Exercise goal: Tally the lines in these records that hold the string "educatrice", and reply with the number alone.

Dataset items
————

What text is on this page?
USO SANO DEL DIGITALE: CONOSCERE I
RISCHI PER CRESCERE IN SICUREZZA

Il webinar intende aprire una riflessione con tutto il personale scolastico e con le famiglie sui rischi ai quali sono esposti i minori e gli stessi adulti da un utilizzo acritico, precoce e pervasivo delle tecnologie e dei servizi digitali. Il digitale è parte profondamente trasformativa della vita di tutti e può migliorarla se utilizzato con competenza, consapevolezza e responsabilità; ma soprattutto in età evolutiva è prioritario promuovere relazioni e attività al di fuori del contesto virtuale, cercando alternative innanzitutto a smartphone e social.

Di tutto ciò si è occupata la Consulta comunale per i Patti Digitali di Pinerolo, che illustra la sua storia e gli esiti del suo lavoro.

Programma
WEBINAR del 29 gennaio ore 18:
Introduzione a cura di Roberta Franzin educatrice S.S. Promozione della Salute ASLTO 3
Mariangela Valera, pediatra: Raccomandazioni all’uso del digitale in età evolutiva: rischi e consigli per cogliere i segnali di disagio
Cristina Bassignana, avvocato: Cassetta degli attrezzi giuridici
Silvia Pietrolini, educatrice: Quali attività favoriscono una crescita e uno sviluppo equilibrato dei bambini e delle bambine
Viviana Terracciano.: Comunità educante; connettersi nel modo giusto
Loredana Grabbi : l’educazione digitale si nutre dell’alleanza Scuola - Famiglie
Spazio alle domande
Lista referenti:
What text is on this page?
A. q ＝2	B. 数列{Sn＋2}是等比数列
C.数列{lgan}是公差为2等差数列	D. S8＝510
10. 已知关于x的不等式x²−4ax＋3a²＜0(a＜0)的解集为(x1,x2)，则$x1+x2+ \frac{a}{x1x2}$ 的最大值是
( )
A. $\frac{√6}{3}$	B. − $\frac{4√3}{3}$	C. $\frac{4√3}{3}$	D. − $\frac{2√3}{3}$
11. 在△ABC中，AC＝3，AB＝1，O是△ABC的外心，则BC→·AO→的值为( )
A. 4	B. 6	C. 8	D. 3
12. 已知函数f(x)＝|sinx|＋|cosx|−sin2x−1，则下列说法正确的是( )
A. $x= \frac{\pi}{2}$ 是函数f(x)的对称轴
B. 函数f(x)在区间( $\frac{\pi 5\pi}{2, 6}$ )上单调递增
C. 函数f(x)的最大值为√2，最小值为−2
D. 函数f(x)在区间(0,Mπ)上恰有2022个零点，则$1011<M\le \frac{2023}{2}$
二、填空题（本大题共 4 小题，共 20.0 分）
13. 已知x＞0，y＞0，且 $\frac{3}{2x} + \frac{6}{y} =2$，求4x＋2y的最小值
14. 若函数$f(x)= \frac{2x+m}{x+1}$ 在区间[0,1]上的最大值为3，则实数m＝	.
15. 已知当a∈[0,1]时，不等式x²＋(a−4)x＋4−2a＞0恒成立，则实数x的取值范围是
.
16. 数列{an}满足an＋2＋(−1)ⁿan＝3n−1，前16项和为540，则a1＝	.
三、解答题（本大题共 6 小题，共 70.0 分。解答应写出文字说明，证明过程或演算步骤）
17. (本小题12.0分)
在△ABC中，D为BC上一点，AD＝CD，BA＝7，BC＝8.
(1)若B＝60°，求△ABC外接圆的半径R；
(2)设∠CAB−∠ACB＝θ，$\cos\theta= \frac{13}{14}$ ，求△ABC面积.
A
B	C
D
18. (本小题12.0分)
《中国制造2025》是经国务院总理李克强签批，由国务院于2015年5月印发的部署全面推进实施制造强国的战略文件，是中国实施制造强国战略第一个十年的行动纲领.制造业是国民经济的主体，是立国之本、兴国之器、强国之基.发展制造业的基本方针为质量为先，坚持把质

————

Problem solution: 2